Your objective - From the records below, extract all the text exactly and leave the images behind.

(Items from a figure collection)

+++

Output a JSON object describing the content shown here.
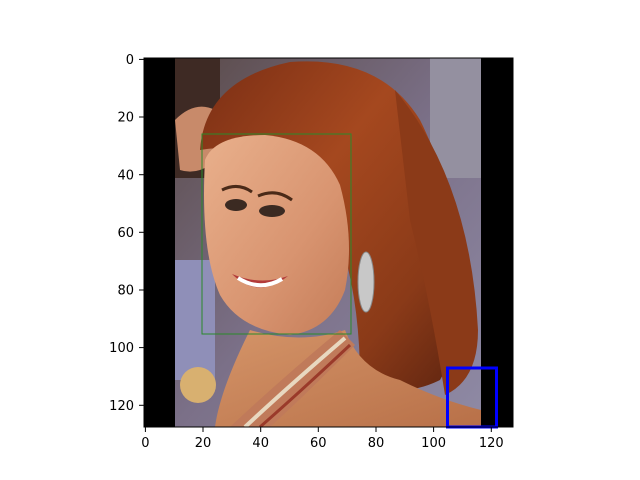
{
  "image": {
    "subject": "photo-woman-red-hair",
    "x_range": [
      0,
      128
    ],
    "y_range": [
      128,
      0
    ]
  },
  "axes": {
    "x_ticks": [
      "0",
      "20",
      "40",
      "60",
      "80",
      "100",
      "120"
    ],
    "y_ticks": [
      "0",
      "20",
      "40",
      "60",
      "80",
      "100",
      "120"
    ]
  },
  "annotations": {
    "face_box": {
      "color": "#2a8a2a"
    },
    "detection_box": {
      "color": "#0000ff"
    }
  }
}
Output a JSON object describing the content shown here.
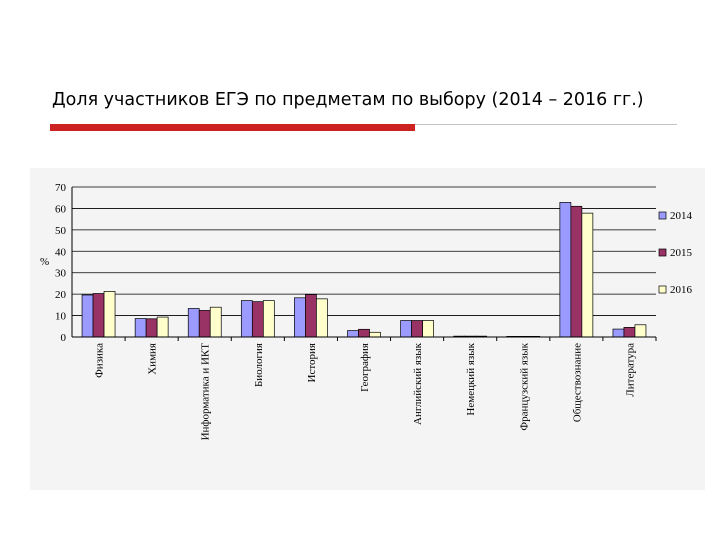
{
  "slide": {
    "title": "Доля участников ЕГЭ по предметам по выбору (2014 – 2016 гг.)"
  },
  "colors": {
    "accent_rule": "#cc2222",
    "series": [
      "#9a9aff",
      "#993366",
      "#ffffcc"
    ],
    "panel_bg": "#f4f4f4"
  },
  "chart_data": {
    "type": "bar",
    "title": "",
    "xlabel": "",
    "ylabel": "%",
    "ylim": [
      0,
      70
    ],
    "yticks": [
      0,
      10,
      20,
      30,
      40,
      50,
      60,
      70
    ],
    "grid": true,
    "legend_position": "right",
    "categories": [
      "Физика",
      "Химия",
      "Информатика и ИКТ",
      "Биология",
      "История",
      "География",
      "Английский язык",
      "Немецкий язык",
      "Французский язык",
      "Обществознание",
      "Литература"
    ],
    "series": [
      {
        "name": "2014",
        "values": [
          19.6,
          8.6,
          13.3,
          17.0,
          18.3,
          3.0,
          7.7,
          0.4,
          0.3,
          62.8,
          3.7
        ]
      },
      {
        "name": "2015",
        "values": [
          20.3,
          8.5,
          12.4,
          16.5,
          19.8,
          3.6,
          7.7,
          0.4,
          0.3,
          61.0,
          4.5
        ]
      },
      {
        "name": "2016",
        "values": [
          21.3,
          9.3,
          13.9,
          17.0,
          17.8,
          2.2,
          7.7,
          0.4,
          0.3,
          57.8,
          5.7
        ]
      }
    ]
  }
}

+++

Finished exercise -
Output a JSON object describing the content shown here.
{
  "image": {
    "subject": "photo-woman-red-hair",
    "x_range": [
      0,
      128
    ],
    "y_range": [
      128,
      0
    ]
  },
  "axes": {
    "x_ticks": [
      "0",
      "20",
      "40",
      "60",
      "80",
      "100",
      "120"
    ],
    "y_ticks": [
      "0",
      "20",
      "40",
      "60",
      "80",
      "100",
      "120"
    ]
  },
  "annotations": {
    "face_box": {
      "color": "#2a8a2a"
    },
    "detection_box": {
      "color": "#0000ff"
    }
  }
}
Output a JSON object describing the content shown here.
{
  "slide": {
    "title": "Доля участников ЕГЭ по предметам по выбору (2014 – 2016 гг.)"
  },
  "colors": {
    "accent_rule": "#cc2222",
    "series": [
      "#9a9aff",
      "#993366",
      "#ffffcc"
    ],
    "panel_bg": "#f4f4f4"
  },
  "chart_data": {
    "type": "bar",
    "title": "",
    "xlabel": "",
    "ylabel": "%",
    "ylim": [
      0,
      70
    ],
    "yticks": [
      0,
      10,
      20,
      30,
      40,
      50,
      60,
      70
    ],
    "grid": true,
    "legend_position": "right",
    "categories": [
      "Физика",
      "Химия",
      "Информатика и ИКТ",
      "Биология",
      "История",
      "География",
      "Английский язык",
      "Немецкий язык",
      "Французский язык",
      "Обществознание",
      "Литература"
    ],
    "series": [
      {
        "name": "2014",
        "values": [
          19.6,
          8.6,
          13.3,
          17.0,
          18.3,
          3.0,
          7.7,
          0.4,
          0.3,
          62.8,
          3.7
        ]
      },
      {
        "name": "2015",
        "values": [
          20.3,
          8.5,
          12.4,
          16.5,
          19.8,
          3.6,
          7.7,
          0.4,
          0.3,
          61.0,
          4.5
        ]
      },
      {
        "name": "2016",
        "values": [
          21.3,
          9.3,
          13.9,
          17.0,
          17.8,
          2.2,
          7.7,
          0.4,
          0.3,
          57.8,
          5.7
        ]
      }
    ]
  }
}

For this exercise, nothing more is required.